[Recorded data]
============================================================
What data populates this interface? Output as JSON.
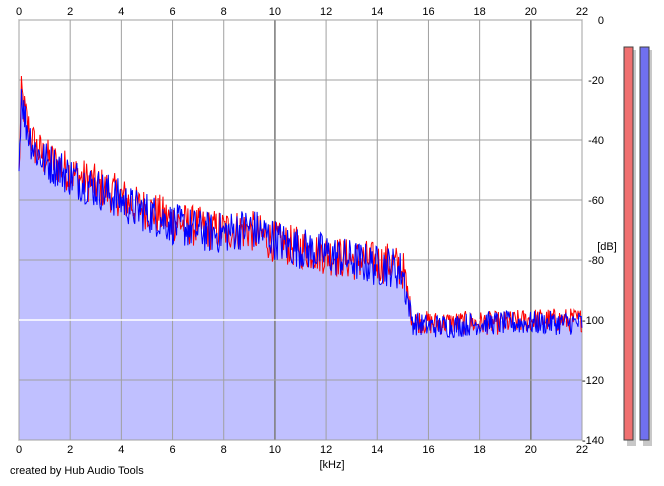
{
  "chart_data": {
    "type": "line",
    "xlabel": "[kHz]",
    "ylabel": "[dB]",
    "xlim": [
      0,
      22
    ],
    "ylim": [
      -140,
      0
    ],
    "x_ticks": [
      0,
      2,
      4,
      6,
      8,
      10,
      12,
      14,
      16,
      18,
      20,
      22
    ],
    "y_ticks": [
      0,
      -20,
      -40,
      -60,
      -80,
      -100,
      -120,
      -140
    ],
    "y_tick_labels": [
      "0",
      "-20",
      "-40",
      "-60",
      "-80",
      "-100",
      "-120",
      "-140"
    ],
    "grid": true,
    "fill_below": true,
    "series": [
      {
        "color": "#ff0000",
        "x": [
          0.0,
          0.1,
          0.2,
          0.4,
          0.6,
          0.8,
          1.0,
          1.5,
          2.0,
          2.5,
          3.0,
          3.5,
          4.0,
          4.5,
          5.0,
          5.5,
          6.0,
          6.5,
          7.0,
          7.5,
          8.0,
          8.5,
          9.0,
          9.5,
          10.0,
          10.5,
          11.0,
          11.5,
          12.0,
          12.5,
          13.0,
          13.5,
          14.0,
          14.5,
          15.0,
          15.2,
          15.4,
          16.0,
          17.0,
          18.0,
          19.0,
          20.0,
          21.0,
          22.0
        ],
        "y": [
          -52,
          -24,
          -30,
          -37,
          -42,
          -44,
          -46,
          -48,
          -51,
          -53,
          -55,
          -57,
          -59,
          -62,
          -63,
          -65,
          -67,
          -68,
          -69,
          -70,
          -70,
          -70,
          -70,
          -72,
          -74,
          -75,
          -76,
          -77,
          -78,
          -79,
          -80,
          -80,
          -81,
          -81,
          -83,
          -93,
          -100,
          -101,
          -101,
          -101,
          -101,
          -100,
          -100,
          -100
        ]
      },
      {
        "color": "#0000ff",
        "x": [
          0.0,
          0.1,
          0.2,
          0.4,
          0.6,
          0.8,
          1.0,
          1.5,
          2.0,
          2.5,
          3.0,
          3.5,
          4.0,
          4.5,
          5.0,
          5.5,
          6.0,
          6.5,
          7.0,
          7.5,
          8.0,
          8.5,
          9.0,
          9.5,
          10.0,
          10.5,
          11.0,
          11.5,
          12.0,
          12.5,
          13.0,
          13.5,
          14.0,
          14.5,
          15.0,
          15.2,
          15.4,
          16.0,
          17.0,
          18.0,
          19.0,
          20.0,
          21.0,
          22.0
        ],
        "y": [
          -50,
          -22,
          -32,
          -38,
          -43,
          -45,
          -47,
          -49,
          -52,
          -54,
          -56,
          -58,
          -60,
          -63,
          -64,
          -66,
          -68,
          -69,
          -70,
          -71,
          -71,
          -70,
          -69,
          -71,
          -73,
          -75,
          -76,
          -77,
          -78,
          -79,
          -80,
          -81,
          -82,
          -82,
          -84,
          -94,
          -101,
          -102,
          -102,
          -101,
          -101,
          -101,
          -101,
          -101
        ]
      }
    ]
  },
  "level_meters": [
    {
      "color": "#f07070",
      "level_db": -140
    },
    {
      "color": "#7070f0",
      "level_db": -140
    }
  ],
  "footer": {
    "credit": "created by Hub Audio Tools"
  },
  "colors": {
    "plot_background": "#ffffff",
    "fill": "#c0c0ff",
    "grid": "#a0a0a0",
    "grid_major": "#808080",
    "zero_line": "#ffffff"
  }
}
============================================================
[BRIEF] Omitting all images, retype each line of the records precisely.

[WORKED SOLUTION]
What data populates this interface? Output as JSON.
{
  "chart_data": {
    "type": "line",
    "xlabel": "[kHz]",
    "ylabel": "[dB]",
    "xlim": [
      0,
      22
    ],
    "ylim": [
      -140,
      0
    ],
    "x_ticks": [
      0,
      2,
      4,
      6,
      8,
      10,
      12,
      14,
      16,
      18,
      20,
      22
    ],
    "y_ticks": [
      0,
      -20,
      -40,
      -60,
      -80,
      -100,
      -120,
      -140
    ],
    "y_tick_labels": [
      "0",
      "-20",
      "-40",
      "-60",
      "-80",
      "-100",
      "-120",
      "-140"
    ],
    "grid": true,
    "fill_below": true,
    "series": [
      {
        "color": "#ff0000",
        "x": [
          0.0,
          0.1,
          0.2,
          0.4,
          0.6,
          0.8,
          1.0,
          1.5,
          2.0,
          2.5,
          3.0,
          3.5,
          4.0,
          4.5,
          5.0,
          5.5,
          6.0,
          6.5,
          7.0,
          7.5,
          8.0,
          8.5,
          9.0,
          9.5,
          10.0,
          10.5,
          11.0,
          11.5,
          12.0,
          12.5,
          13.0,
          13.5,
          14.0,
          14.5,
          15.0,
          15.2,
          15.4,
          16.0,
          17.0,
          18.0,
          19.0,
          20.0,
          21.0,
          22.0
        ],
        "y": [
          -52,
          -24,
          -30,
          -37,
          -42,
          -44,
          -46,
          -48,
          -51,
          -53,
          -55,
          -57,
          -59,
          -62,
          -63,
          -65,
          -67,
          -68,
          -69,
          -70,
          -70,
          -70,
          -70,
          -72,
          -74,
          -75,
          -76,
          -77,
          -78,
          -79,
          -80,
          -80,
          -81,
          -81,
          -83,
          -93,
          -100,
          -101,
          -101,
          -101,
          -101,
          -100,
          -100,
          -100
        ]
      },
      {
        "color": "#0000ff",
        "x": [
          0.0,
          0.1,
          0.2,
          0.4,
          0.6,
          0.8,
          1.0,
          1.5,
          2.0,
          2.5,
          3.0,
          3.5,
          4.0,
          4.5,
          5.0,
          5.5,
          6.0,
          6.5,
          7.0,
          7.5,
          8.0,
          8.5,
          9.0,
          9.5,
          10.0,
          10.5,
          11.0,
          11.5,
          12.0,
          12.5,
          13.0,
          13.5,
          14.0,
          14.5,
          15.0,
          15.2,
          15.4,
          16.0,
          17.0,
          18.0,
          19.0,
          20.0,
          21.0,
          22.0
        ],
        "y": [
          -50,
          -22,
          -32,
          -38,
          -43,
          -45,
          -47,
          -49,
          -52,
          -54,
          -56,
          -58,
          -60,
          -63,
          -64,
          -66,
          -68,
          -69,
          -70,
          -71,
          -71,
          -70,
          -69,
          -71,
          -73,
          -75,
          -76,
          -77,
          -78,
          -79,
          -80,
          -81,
          -82,
          -82,
          -84,
          -94,
          -101,
          -102,
          -102,
          -101,
          -101,
          -101,
          -101,
          -101
        ]
      }
    ]
  },
  "level_meters": [
    {
      "color": "#f07070",
      "level_db": -140
    },
    {
      "color": "#7070f0",
      "level_db": -140
    }
  ],
  "footer": {
    "credit": "created by Hub Audio Tools"
  },
  "colors": {
    "plot_background": "#ffffff",
    "fill": "#c0c0ff",
    "grid": "#a0a0a0",
    "grid_major": "#808080",
    "zero_line": "#ffffff"
  }
}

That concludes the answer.